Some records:
+ + + +

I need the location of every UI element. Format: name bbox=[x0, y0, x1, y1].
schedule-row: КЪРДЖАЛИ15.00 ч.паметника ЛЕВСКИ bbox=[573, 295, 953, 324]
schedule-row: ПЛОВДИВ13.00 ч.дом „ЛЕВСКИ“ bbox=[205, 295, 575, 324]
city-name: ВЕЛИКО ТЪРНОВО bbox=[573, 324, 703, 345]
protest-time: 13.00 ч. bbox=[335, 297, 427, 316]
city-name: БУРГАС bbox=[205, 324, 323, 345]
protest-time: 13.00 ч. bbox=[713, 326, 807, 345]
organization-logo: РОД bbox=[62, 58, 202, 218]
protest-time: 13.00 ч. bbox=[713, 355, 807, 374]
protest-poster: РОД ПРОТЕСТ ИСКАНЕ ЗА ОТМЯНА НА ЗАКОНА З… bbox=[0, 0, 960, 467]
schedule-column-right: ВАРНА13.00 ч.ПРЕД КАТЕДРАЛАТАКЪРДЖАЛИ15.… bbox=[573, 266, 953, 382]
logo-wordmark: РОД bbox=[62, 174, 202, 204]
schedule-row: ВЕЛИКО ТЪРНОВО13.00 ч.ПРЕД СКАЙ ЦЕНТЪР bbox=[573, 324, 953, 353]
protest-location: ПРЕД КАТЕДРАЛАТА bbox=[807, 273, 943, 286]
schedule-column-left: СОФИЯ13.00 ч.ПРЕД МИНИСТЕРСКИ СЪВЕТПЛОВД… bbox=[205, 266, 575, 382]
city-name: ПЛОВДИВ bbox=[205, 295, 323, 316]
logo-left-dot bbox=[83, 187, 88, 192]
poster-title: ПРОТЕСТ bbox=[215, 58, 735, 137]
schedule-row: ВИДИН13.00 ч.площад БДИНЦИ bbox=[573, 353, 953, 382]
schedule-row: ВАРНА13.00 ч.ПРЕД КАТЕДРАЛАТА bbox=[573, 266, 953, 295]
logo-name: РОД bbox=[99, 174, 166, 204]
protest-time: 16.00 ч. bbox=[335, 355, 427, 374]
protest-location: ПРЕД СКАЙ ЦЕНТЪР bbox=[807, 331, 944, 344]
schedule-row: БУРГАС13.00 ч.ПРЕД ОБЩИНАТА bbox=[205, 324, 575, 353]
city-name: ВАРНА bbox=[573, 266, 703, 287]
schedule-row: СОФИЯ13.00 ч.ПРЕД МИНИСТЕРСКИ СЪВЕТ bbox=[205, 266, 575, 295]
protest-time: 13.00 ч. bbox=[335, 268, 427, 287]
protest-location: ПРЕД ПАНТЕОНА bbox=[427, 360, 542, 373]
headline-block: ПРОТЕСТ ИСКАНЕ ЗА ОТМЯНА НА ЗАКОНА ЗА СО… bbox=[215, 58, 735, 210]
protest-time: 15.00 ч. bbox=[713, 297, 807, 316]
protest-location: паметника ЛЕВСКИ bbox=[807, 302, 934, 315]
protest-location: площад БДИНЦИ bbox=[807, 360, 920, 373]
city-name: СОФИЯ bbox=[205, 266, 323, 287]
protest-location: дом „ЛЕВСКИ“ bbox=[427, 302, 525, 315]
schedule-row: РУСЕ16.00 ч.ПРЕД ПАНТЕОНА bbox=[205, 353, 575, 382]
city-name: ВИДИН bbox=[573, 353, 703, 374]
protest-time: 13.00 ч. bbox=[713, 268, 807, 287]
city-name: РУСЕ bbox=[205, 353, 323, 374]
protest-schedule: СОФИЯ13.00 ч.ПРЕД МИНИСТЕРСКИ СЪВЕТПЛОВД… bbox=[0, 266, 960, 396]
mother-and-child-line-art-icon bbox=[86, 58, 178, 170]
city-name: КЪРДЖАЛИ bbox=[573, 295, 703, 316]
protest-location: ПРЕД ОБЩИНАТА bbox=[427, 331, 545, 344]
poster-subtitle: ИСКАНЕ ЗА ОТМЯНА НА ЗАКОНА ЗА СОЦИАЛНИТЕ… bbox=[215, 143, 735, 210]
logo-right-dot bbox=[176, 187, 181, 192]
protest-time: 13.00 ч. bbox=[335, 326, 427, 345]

+ + + +

YOUR OBJECTIVE: Copy out the lines above verbatim, from the first one through the line containing "protest-location: ПРЕД ПАНТЕОНА".

RESPONSE:
I need the location of every UI element. Format: name bbox=[x0, y0, x1, y1].
schedule-row: КЪРДЖАЛИ15.00 ч.паметника ЛЕВСКИ bbox=[573, 295, 953, 324]
schedule-row: ПЛОВДИВ13.00 ч.дом „ЛЕВСКИ“ bbox=[205, 295, 575, 324]
city-name: ВЕЛИКО ТЪРНОВО bbox=[573, 324, 703, 345]
protest-time: 13.00 ч. bbox=[335, 297, 427, 316]
city-name: БУРГАС bbox=[205, 324, 323, 345]
protest-time: 13.00 ч. bbox=[713, 326, 807, 345]
organization-logo: РОД bbox=[62, 58, 202, 218]
protest-time: 13.00 ч. bbox=[713, 355, 807, 374]
protest-poster: РОД ПРОТЕСТ ИСКАНЕ ЗА ОТМЯНА НА ЗАКОНА З… bbox=[0, 0, 960, 467]
schedule-column-right: ВАРНА13.00 ч.ПРЕД КАТЕДРАЛАТАКЪРДЖАЛИ15.… bbox=[573, 266, 953, 382]
logo-wordmark: РОД bbox=[62, 174, 202, 204]
schedule-row: ВЕЛИКО ТЪРНОВО13.00 ч.ПРЕД СКАЙ ЦЕНТЪР bbox=[573, 324, 953, 353]
protest-location: ПРЕД КАТЕДРАЛАТА bbox=[807, 273, 943, 286]
schedule-column-left: СОФИЯ13.00 ч.ПРЕД МИНИСТЕРСКИ СЪВЕТПЛОВД… bbox=[205, 266, 575, 382]
city-name: ПЛОВДИВ bbox=[205, 295, 323, 316]
logo-left-dot bbox=[83, 187, 88, 192]
poster-title: ПРОТЕСТ bbox=[215, 58, 735, 137]
schedule-row: ВИДИН13.00 ч.площад БДИНЦИ bbox=[573, 353, 953, 382]
schedule-row: ВАРНА13.00 ч.ПРЕД КАТЕДРАЛАТА bbox=[573, 266, 953, 295]
logo-name: РОД bbox=[99, 174, 166, 204]
protest-time: 16.00 ч. bbox=[335, 355, 427, 374]
protest-location: ПРЕД СКАЙ ЦЕНТЪР bbox=[807, 331, 944, 344]
schedule-row: БУРГАС13.00 ч.ПРЕД ОБЩИНАТА bbox=[205, 324, 575, 353]
city-name: ВАРНА bbox=[573, 266, 703, 287]
schedule-row: СОФИЯ13.00 ч.ПРЕД МИНИСТЕРСКИ СЪВЕТ bbox=[205, 266, 575, 295]
protest-time: 13.00 ч. bbox=[335, 268, 427, 287]
protest-location: ПРЕД ПАНТЕОНА bbox=[427, 360, 542, 373]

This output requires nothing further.